─── Data to use ───

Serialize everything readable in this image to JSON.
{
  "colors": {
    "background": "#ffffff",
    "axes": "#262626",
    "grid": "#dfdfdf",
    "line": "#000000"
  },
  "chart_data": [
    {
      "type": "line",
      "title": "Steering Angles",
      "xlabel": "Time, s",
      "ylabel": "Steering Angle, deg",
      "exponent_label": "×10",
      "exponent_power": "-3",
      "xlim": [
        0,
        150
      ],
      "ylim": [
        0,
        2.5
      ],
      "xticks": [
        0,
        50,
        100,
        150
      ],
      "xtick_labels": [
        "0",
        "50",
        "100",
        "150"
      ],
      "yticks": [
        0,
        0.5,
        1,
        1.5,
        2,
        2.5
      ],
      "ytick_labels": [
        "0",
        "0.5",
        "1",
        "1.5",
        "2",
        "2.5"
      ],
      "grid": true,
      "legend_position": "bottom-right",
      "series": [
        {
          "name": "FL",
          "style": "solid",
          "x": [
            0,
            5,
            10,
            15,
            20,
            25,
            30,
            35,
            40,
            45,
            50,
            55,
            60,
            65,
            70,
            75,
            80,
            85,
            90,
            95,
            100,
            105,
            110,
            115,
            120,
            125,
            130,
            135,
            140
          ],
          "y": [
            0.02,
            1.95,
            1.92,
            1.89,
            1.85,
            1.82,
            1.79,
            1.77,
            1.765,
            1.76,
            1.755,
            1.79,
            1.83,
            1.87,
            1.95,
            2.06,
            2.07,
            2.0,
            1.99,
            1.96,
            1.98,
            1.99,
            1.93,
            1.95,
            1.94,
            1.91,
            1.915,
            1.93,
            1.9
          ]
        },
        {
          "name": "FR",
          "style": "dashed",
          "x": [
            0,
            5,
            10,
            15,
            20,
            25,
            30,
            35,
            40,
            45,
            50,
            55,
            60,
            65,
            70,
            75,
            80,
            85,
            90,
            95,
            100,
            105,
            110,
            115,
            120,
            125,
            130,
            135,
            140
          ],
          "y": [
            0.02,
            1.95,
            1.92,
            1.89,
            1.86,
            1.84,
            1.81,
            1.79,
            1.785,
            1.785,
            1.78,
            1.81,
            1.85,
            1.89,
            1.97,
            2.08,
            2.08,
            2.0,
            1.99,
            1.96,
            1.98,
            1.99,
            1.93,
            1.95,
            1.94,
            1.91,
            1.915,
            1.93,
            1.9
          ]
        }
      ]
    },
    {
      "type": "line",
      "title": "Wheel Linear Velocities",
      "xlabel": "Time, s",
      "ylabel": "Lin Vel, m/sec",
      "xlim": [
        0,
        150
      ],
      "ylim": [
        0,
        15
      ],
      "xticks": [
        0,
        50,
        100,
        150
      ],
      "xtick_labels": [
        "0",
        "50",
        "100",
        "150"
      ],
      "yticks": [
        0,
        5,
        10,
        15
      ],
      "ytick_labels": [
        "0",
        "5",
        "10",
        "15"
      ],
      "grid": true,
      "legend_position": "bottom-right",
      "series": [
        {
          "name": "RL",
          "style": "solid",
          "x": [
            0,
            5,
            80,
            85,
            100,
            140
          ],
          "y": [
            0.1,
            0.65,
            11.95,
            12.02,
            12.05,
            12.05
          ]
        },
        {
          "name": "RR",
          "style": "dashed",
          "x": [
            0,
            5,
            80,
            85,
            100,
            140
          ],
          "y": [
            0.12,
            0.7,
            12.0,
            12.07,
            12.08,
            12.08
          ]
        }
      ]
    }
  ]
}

───

■ Goal: Go through the records above and retype each one exactly.

■ Complete answer:
Serialize everything readable in this image to JSON.
{
  "colors": {
    "background": "#ffffff",
    "axes": "#262626",
    "grid": "#dfdfdf",
    "line": "#000000"
  },
  "chart_data": [
    {
      "type": "line",
      "title": "Steering Angles",
      "xlabel": "Time, s",
      "ylabel": "Steering Angle, deg",
      "exponent_label": "×10",
      "exponent_power": "-3",
      "xlim": [
        0,
        150
      ],
      "ylim": [
        0,
        2.5
      ],
      "xticks": [
        0,
        50,
        100,
        150
      ],
      "xtick_labels": [
        "0",
        "50",
        "100",
        "150"
      ],
      "yticks": [
        0,
        0.5,
        1,
        1.5,
        2,
        2.5
      ],
      "ytick_labels": [
        "0",
        "0.5",
        "1",
        "1.5",
        "2",
        "2.5"
      ],
      "grid": true,
      "legend_position": "bottom-right",
      "series": [
        {
          "name": "FL",
          "style": "solid",
          "x": [
            0,
            5,
            10,
            15,
            20,
            25,
            30,
            35,
            40,
            45,
            50,
            55,
            60,
            65,
            70,
            75,
            80,
            85,
            90,
            95,
            100,
            105,
            110,
            115,
            120,
            125,
            130,
            135,
            140
          ],
          "y": [
            0.02,
            1.95,
            1.92,
            1.89,
            1.85,
            1.82,
            1.79,
            1.77,
            1.765,
            1.76,
            1.755,
            1.79,
            1.83,
            1.87,
            1.95,
            2.06,
            2.07,
            2.0,
            1.99,
            1.96,
            1.98,
            1.99,
            1.93,
            1.95,
            1.94,
            1.91,
            1.915,
            1.93,
            1.9
          ]
        },
        {
          "name": "FR",
          "style": "dashed",
          "x": [
            0,
            5,
            10,
            15,
            20,
            25,
            30,
            35,
            40,
            45,
            50,
            55,
            60,
            65,
            70,
            75,
            80,
            85,
            90,
            95,
            100,
            105,
            110,
            115,
            120,
            125,
            130,
            135,
            140
          ],
          "y": [
            0.02,
            1.95,
            1.92,
            1.89,
            1.86,
            1.84,
            1.81,
            1.79,
            1.785,
            1.785,
            1.78,
            1.81,
            1.85,
            1.89,
            1.97,
            2.08,
            2.08,
            2.0,
            1.99,
            1.96,
            1.98,
            1.99,
            1.93,
            1.95,
            1.94,
            1.91,
            1.915,
            1.93,
            1.9
          ]
        }
      ]
    },
    {
      "type": "line",
      "title": "Wheel Linear Velocities",
      "xlabel": "Time, s",
      "ylabel": "Lin Vel, m/sec",
      "xlim": [
        0,
        150
      ],
      "ylim": [
        0,
        15
      ],
      "xticks": [
        0,
        50,
        100,
        150
      ],
      "xtick_labels": [
        "0",
        "50",
        "100",
        "150"
      ],
      "yticks": [
        0,
        5,
        10,
        15
      ],
      "ytick_labels": [
        "0",
        "5",
        "10",
        "15"
      ],
      "grid": true,
      "legend_position": "bottom-right",
      "series": [
        {
          "name": "RL",
          "style": "solid",
          "x": [
            0,
            5,
            80,
            85,
            100,
            140
          ],
          "y": [
            0.1,
            0.65,
            11.95,
            12.02,
            12.05,
            12.05
          ]
        },
        {
          "name": "RR",
          "style": "dashed",
          "x": [
            0,
            5,
            80,
            85,
            100,
            140
          ],
          "y": [
            0.12,
            0.7,
            12.0,
            12.07,
            12.08,
            12.08
          ]
        }
      ]
    }
  ]
}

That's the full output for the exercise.